#### GOAL:
Reproduce the listing below without any change.

== SOURCE RECORDS

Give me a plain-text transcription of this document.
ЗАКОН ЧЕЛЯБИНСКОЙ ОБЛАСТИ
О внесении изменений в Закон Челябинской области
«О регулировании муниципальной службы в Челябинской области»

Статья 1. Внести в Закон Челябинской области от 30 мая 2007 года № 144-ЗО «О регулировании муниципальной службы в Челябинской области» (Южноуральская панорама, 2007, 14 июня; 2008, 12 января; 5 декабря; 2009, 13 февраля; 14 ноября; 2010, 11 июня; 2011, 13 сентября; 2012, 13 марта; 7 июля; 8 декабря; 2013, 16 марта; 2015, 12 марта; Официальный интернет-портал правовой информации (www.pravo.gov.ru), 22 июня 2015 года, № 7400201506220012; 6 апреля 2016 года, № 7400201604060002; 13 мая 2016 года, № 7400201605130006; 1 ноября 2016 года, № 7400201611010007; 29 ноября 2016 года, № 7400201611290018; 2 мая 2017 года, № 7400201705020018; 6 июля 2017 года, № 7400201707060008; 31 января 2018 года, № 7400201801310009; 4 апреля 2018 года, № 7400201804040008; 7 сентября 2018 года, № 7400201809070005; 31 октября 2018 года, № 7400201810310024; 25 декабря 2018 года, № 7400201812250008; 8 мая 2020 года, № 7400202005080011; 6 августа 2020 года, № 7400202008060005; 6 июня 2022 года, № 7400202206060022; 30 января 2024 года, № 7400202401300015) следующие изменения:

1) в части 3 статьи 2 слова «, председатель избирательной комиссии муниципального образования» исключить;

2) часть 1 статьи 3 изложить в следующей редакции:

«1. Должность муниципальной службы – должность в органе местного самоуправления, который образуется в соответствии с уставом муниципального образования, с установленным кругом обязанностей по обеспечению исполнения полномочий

====

#### FULL RESPONSE:
Give me a plain-text transcription of this document.
ЗАКОН ЧЕЛЯБИНСКОЙ ОБЛАСТИ
О внесении изменений в Закон Челябинской области
«О регулировании муниципальной службы в Челябинской области»

Статья 1. Внести в Закон Челябинской области от 30 мая 2007 года № 144-ЗО «О регулировании муниципальной службы в Челябинской области» (Южноуральская панорама, 2007, 14 июня; 2008, 12 января; 5 декабря; 2009, 13 февраля; 14 ноября; 2010, 11 июня; 2011, 13 сентября; 2012, 13 марта; 7 июля; 8 декабря; 2013, 16 марта; 2015, 12 марта; Официальный интернет-портал правовой информации (www.pravo.gov.ru), 22 июня 2015 года, № 7400201506220012; 6 апреля 2016 года, № 7400201604060002; 13 мая 2016 года, № 7400201605130006; 1 ноября 2016 года, № 7400201611010007; 29 ноября 2016 года, № 7400201611290018; 2 мая 2017 года, № 7400201705020018; 6 июля 2017 года, № 7400201707060008; 31 января 2018 года, № 7400201801310009; 4 апреля 2018 года, № 7400201804040008; 7 сентября 2018 года, № 7400201809070005; 31 октября 2018 года, № 7400201810310024; 25 декабря 2018 года, № 7400201812250008; 8 мая 2020 года, № 7400202005080011; 6 августа 2020 года, № 7400202008060005; 6 июня 2022 года, № 7400202206060022; 30 января 2024 года, № 7400202401300015) следующие изменения:

1) в части 3 статьи 2 слова «, председатель избирательной комиссии муниципального образования» исключить;

2) часть 1 статьи 3 изложить в следующей редакции:

«1. Должность муниципальной службы – должность в органе местного самоуправления, который образуется в соответствии с уставом муниципального образования, с установленным кругом обязанностей по обеспечению исполнения полномочий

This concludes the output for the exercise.